_Extrahierter Text:_
———

Wolltest du immer nur Musikkabarett machen?

Ada: Vor einiger Zeit habe ich ja auch einen Roman geschrieben, der sensationellerweise mit dem Peter-Härtling-Preis ausgezeichnet wurde. Jetzt schreibe ich an meinem zweiten Roman. Das mit dem Musikkabarett wollte ich eigentlich langsam mal auslaufen lassen, weil ich gemerkt habe, dass jetzt Schreiben mehr mein Ding ist. Dann lief Matthias mir über den Weg. Der fragte spontan, ob ich nicht Lust auf einen Live-Musiker für meine Programme hätte, wobei ich zu dem Zeitpunkt eigentlich nur eine Lesung geplant hatte. Aus der Lesung wurde dann doch noch mal ein Musikkabarett-Programm. Insgesamt habe ich jetzt sieben Programme gemacht und selber geschrieben, und das ist jetzt die Krönung.


Foto: Presse

Matthias, wie kommen du und deine Musik ins Spiel?

———

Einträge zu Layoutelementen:

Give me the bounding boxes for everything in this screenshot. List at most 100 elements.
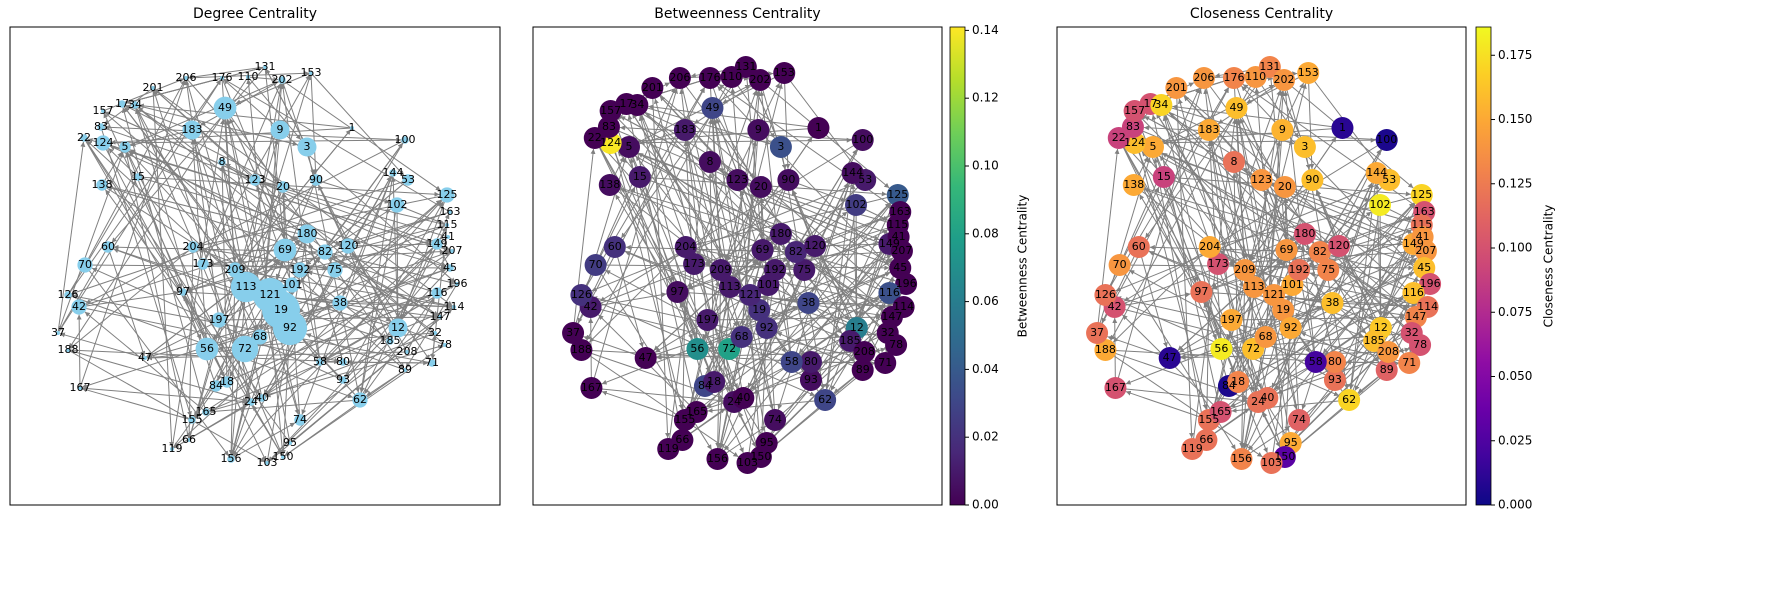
node-label: 138 [599, 178, 620, 191]
node [807, 117, 830, 139]
node-label: 180 [1294, 227, 1315, 240]
edge [124, 152, 190, 441]
node [1260, 452, 1283, 474]
node-label: 1 [815, 121, 822, 134]
node-label: 120 [338, 239, 359, 252]
edge [581, 349, 739, 458]
node-label: 183 [1198, 123, 1219, 136]
node-label: 1 [1339, 121, 1346, 134]
edge [599, 139, 863, 302]
node-label: 173 [1208, 257, 1229, 270]
node-label: 5 [625, 140, 632, 153]
edge [137, 176, 440, 197]
edge [1160, 104, 1374, 321]
node [841, 162, 864, 184]
node [143, 356, 147, 360]
edge [86, 140, 247, 288]
node-label: 45 [443, 261, 457, 274]
edge [1138, 246, 1168, 348]
node-label: 153 [1298, 66, 1319, 79]
edge [342, 201, 444, 381]
axes-frame [532, 26, 943, 506]
node [288, 441, 292, 445]
node-label: 80 [336, 355, 350, 368]
node-label: 60 [1132, 240, 1146, 253]
node-label: 115 [887, 218, 908, 231]
node-label: 74 [293, 413, 307, 426]
node [780, 351, 803, 373]
edge [601, 390, 686, 421]
node [401, 136, 409, 144]
edge [234, 269, 453, 309]
edge [347, 241, 432, 247]
node-label: 202 [272, 73, 293, 86]
edge [351, 252, 399, 329]
node [1227, 371, 1250, 393]
edge [186, 246, 194, 439]
edge [768, 369, 864, 451]
node [1308, 241, 1331, 263]
edge [720, 269, 893, 307]
edge [679, 77, 755, 179]
edge [265, 332, 436, 398]
edge [590, 88, 678, 389]
node-label: 37 [566, 326, 580, 339]
node [96, 179, 108, 191]
node [405, 350, 409, 354]
edge [854, 204, 860, 318]
edge [84, 311, 207, 413]
node-label: 9 [277, 123, 284, 136]
node-label: 83 [94, 120, 108, 133]
node [1419, 273, 1442, 295]
node [438, 315, 442, 319]
node-label: 113 [1243, 280, 1264, 293]
edge [101, 151, 123, 186]
edge [69, 246, 194, 350]
edge [811, 172, 854, 293]
edge [261, 200, 443, 399]
node [1365, 162, 1388, 184]
colorbar-tick-label: 0.000 [1498, 498, 1532, 512]
node-label: 3 [304, 140, 311, 153]
edge [76, 314, 82, 389]
node-label: 196 [896, 277, 917, 290]
node [666, 281, 689, 303]
node [599, 100, 622, 122]
node-label: 116 [879, 286, 900, 299]
edge [1242, 249, 1288, 449]
edge [1244, 136, 1337, 271]
edge [680, 246, 687, 430]
edge [1335, 172, 1378, 293]
node-label: 42 [72, 300, 86, 313]
node-label: 153 [774, 66, 795, 79]
node [277, 181, 289, 193]
node [446, 264, 454, 272]
node-label: 3 [777, 140, 784, 153]
edge [1298, 323, 1408, 421]
node-label: 183 [674, 123, 695, 136]
chart-title: Betweenness Centrality [654, 6, 820, 22]
node-label: 120 [805, 239, 826, 252]
node-label: 201 [143, 81, 164, 94]
node-label: 206 [1193, 71, 1214, 84]
edge [146, 294, 271, 358]
node-label: 93 [1328, 373, 1342, 386]
edge [124, 81, 279, 148]
edge [1172, 104, 1343, 129]
colorbar-tick-label: 0.025 [1498, 433, 1532, 447]
edge [317, 184, 391, 342]
node [1108, 254, 1131, 276]
node-label: 78 [1413, 338, 1427, 351]
node-label: 49 [705, 101, 719, 114]
node-label: 68 [253, 330, 267, 343]
node-label: 38 [801, 296, 815, 309]
node-label: 206 [669, 71, 690, 84]
edge [759, 254, 892, 311]
node [352, 392, 368, 408]
node [777, 169, 800, 191]
edge [1134, 110, 1380, 363]
node-label: 131 [1259, 60, 1280, 73]
node-label: 173 [193, 257, 214, 270]
node-label: 20 [754, 180, 768, 193]
node [263, 65, 267, 69]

———

_Aufgaben:_
1. Kannst du aus dem Interview zum Musikkabarett den Abschnitt ausgeben, der mit „Ada: Vor einiger“ beginnt und bis einschließlich „jetzt die Krönung.“ reicht?
2. Wie lässt sich das Interview zum Musikkabarett in genau zwei Sätzen zusammenfassen?

_Antworten der Reihe nach:_
1.
Ada: Vor einiger Zeit habe ich ja auch einen Roman geschrieben, der sensationellerweise mit dem Peter-Härtling-Preis ausgezeichnet wurde. Jetzt schreibe ich an meinem zweiten Roman. Das mit dem Musikkabarett wollte ich eigentlich langsam mal auslaufen lassen, weil ich gemerkt habe, dass jetzt Schreiben mehr mein Ding ist. Dann lief Matthias mir über den Weg. Der fragte spontan, ob ich nicht Lust auf einen Live-Musiker für meine Programme hätte, wobei ich zu dem Zeitpunkt eigentlich nur eine Lesung geplant hatte. Aus der Lesung wurde dann doch noch mal ein Musikkabarett-Programm. Insgesamt habe ich jetzt sieben Programme gemacht und selber geschrieben, und das ist jetzt die Krönung.

2. Ada hat einen Roman geschrieben, der mit dem Peter-Härtling-Preis ausgezeichnet wurde, schreibt nun an einem zweiten und wollte das Musikkabarett eigentlich auslaufen lassen, weil Schreiben inzwischen mehr Adas Ding ist. Nachdem Matthias spontan einen Live-Musiker für Adas Programme angeboten hatte, wurde aus einer geplanten Lesung doch noch ein Musikkabarett-Programm, das siebte selbst geschriebene und laut Ada die Krönung.